* [To do]
Only lines holding the word "smiling" should be copied from the material.

* [Information supplied]
>>>>>

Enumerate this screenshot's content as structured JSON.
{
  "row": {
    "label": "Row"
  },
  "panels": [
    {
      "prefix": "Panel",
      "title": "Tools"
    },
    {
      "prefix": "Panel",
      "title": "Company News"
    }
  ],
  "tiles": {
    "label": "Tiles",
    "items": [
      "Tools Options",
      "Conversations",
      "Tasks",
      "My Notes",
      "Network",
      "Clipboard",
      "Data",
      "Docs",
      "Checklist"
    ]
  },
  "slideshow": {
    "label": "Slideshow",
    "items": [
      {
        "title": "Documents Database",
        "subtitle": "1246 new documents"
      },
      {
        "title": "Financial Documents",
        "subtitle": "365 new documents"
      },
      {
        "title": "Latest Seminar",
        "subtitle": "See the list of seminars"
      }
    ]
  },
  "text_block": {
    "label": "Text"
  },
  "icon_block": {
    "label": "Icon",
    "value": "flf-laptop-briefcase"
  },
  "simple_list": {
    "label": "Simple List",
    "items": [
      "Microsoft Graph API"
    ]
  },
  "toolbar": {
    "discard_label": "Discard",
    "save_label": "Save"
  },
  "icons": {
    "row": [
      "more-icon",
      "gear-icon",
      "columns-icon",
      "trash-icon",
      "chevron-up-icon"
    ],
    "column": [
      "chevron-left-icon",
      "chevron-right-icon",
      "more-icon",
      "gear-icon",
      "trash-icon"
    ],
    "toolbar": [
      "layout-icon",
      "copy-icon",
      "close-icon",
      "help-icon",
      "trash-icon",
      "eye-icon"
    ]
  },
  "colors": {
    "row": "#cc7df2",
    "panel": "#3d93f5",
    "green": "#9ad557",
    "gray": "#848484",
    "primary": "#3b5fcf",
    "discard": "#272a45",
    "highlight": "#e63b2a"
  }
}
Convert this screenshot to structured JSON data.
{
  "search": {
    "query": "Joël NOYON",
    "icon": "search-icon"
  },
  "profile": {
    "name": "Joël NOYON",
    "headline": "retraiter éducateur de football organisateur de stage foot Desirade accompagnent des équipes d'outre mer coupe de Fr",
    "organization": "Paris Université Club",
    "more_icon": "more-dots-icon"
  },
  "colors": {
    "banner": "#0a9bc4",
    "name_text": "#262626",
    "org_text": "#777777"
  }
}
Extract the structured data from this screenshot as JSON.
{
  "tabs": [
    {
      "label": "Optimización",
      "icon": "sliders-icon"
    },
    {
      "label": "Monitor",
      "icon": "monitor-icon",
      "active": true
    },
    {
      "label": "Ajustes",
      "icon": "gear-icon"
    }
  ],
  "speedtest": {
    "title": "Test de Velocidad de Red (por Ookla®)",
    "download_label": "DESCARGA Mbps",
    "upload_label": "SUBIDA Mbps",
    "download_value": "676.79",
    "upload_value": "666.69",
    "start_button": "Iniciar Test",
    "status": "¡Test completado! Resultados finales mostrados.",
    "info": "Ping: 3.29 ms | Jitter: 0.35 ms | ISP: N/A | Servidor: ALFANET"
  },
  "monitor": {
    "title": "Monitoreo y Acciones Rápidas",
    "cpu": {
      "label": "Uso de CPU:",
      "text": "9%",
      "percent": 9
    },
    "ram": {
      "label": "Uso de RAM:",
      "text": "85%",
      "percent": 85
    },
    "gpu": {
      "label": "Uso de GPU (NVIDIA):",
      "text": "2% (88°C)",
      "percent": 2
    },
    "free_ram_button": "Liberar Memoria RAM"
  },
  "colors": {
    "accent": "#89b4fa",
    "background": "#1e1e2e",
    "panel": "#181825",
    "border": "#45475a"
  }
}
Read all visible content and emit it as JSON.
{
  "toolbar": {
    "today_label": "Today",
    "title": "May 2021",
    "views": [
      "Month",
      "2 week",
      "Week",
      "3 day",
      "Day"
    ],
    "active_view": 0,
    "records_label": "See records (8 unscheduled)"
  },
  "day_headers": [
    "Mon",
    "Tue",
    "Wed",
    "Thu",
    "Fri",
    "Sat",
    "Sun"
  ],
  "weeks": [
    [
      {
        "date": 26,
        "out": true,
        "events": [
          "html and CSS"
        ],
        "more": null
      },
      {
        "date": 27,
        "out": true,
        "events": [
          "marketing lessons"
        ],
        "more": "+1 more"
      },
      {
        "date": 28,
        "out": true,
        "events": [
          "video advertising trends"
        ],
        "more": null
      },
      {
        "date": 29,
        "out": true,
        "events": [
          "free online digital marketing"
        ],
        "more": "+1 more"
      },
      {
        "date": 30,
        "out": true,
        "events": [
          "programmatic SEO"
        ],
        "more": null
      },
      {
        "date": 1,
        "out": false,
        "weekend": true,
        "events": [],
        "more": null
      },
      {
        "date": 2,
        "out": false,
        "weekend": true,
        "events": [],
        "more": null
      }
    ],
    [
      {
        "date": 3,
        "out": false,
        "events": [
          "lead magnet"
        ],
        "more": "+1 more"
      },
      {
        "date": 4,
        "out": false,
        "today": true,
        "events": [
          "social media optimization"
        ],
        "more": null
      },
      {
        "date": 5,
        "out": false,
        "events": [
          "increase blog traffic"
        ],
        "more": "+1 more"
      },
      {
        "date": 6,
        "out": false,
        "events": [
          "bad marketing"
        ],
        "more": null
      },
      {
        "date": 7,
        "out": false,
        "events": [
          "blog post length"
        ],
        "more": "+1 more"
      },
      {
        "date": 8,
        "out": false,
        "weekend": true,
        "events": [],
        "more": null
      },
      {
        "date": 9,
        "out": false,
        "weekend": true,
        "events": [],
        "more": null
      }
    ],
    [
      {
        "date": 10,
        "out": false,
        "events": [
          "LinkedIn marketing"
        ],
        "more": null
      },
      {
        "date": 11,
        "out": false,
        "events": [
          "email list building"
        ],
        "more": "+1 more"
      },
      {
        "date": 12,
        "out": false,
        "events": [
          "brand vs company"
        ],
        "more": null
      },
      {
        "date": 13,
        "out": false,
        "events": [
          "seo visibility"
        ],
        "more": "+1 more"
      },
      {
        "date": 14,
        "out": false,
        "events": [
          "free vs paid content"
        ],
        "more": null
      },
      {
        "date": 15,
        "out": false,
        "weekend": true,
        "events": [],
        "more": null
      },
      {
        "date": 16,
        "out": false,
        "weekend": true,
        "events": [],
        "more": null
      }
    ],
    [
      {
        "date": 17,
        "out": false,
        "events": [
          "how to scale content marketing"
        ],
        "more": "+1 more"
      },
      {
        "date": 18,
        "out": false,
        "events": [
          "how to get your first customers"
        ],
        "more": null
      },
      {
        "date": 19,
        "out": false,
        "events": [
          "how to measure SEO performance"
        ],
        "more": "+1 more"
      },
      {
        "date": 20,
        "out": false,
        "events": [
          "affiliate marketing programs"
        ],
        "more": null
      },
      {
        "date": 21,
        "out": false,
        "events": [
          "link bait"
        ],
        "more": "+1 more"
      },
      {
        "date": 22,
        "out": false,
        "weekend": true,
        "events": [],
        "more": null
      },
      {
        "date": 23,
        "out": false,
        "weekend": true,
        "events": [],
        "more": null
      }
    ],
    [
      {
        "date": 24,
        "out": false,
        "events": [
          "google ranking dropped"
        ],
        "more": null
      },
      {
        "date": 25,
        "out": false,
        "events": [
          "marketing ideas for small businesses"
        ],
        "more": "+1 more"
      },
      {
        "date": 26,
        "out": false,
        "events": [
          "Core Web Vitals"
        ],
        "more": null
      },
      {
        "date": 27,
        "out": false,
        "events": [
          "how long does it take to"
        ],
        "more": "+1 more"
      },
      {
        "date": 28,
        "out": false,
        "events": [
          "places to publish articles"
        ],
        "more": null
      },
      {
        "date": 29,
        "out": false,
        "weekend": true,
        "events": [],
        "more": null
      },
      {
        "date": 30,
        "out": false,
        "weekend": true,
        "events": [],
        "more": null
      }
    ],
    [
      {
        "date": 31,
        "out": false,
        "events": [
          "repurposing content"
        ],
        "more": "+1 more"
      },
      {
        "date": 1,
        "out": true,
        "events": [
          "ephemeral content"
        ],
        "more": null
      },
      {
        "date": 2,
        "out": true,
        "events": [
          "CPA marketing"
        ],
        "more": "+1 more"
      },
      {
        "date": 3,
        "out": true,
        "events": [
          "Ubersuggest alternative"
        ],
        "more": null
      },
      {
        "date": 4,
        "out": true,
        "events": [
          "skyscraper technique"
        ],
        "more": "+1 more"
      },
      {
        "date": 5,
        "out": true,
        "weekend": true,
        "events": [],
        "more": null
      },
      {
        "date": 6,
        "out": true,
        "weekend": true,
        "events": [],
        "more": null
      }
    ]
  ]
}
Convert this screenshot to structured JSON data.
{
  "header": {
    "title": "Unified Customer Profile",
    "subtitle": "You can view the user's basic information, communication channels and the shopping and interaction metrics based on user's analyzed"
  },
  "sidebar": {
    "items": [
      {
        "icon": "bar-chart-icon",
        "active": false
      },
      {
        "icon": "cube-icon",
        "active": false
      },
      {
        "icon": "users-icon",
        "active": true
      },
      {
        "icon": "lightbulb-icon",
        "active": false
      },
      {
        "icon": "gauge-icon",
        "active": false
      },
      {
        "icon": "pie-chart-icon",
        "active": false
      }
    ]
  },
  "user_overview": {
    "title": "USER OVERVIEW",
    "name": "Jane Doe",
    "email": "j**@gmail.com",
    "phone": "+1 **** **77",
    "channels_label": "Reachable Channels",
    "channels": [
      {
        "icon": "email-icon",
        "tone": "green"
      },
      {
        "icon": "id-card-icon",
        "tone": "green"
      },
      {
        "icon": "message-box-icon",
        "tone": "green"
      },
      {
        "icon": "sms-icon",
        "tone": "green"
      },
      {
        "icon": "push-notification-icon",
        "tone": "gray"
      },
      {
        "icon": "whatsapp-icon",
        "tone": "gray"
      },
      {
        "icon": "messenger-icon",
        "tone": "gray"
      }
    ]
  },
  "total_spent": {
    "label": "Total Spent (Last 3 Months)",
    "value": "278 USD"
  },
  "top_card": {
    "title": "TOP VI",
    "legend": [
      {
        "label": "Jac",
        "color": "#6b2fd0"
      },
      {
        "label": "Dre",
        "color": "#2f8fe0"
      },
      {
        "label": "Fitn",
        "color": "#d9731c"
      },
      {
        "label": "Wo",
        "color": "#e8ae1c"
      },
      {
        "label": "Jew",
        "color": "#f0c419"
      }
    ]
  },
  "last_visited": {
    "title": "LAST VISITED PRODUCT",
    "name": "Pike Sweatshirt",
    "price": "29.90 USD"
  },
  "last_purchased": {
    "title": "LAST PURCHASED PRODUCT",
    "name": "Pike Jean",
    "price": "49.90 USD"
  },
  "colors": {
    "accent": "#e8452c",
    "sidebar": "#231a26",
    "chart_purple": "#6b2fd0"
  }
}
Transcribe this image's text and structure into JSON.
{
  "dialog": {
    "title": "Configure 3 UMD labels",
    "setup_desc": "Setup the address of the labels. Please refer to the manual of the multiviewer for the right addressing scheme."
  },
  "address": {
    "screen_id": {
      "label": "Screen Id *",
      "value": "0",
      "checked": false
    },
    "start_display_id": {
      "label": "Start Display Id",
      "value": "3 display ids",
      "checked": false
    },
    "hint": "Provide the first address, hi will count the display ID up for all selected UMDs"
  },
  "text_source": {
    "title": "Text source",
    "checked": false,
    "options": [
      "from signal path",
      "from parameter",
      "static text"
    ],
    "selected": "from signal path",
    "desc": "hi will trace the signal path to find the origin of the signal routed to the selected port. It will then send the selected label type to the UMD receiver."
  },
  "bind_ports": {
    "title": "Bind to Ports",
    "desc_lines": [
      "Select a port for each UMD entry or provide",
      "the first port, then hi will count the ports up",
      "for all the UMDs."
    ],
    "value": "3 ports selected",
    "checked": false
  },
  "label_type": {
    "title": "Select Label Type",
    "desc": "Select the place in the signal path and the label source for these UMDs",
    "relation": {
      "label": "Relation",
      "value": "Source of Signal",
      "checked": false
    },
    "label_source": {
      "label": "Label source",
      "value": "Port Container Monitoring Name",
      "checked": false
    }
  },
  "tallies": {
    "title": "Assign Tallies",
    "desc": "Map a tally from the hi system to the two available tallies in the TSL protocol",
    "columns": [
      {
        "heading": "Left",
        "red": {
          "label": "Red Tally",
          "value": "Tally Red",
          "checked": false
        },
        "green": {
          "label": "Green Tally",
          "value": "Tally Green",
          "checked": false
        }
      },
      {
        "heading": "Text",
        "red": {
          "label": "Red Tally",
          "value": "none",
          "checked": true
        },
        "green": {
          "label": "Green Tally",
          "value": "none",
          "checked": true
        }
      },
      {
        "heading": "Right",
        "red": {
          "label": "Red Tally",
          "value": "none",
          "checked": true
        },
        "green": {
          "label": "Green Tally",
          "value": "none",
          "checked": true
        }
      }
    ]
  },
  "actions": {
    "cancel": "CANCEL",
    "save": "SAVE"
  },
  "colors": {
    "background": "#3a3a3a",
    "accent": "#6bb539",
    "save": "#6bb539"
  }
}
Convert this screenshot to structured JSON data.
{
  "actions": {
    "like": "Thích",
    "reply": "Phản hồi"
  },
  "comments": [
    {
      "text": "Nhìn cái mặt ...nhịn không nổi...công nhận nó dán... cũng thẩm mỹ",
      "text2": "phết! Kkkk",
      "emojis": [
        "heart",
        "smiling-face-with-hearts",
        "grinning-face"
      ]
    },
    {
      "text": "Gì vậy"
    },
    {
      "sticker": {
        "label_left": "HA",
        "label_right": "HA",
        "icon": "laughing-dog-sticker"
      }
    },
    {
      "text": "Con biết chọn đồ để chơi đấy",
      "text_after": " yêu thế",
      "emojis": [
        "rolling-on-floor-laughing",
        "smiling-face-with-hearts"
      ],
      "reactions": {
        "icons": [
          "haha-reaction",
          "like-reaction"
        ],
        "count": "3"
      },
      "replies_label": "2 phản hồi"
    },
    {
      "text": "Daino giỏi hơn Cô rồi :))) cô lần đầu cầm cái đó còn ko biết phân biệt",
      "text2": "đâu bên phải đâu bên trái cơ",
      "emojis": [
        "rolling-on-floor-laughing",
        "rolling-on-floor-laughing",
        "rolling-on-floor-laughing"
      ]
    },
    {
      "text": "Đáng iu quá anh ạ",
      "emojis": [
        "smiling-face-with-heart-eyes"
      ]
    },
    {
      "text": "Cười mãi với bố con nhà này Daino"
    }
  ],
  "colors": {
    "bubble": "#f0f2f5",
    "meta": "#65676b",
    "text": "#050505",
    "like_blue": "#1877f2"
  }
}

<<<<<

* [Full output]
        "smiling-face-with-hearts",
        "smiling-face-with-hearts"
        "smiling-face-with-heart-eyes"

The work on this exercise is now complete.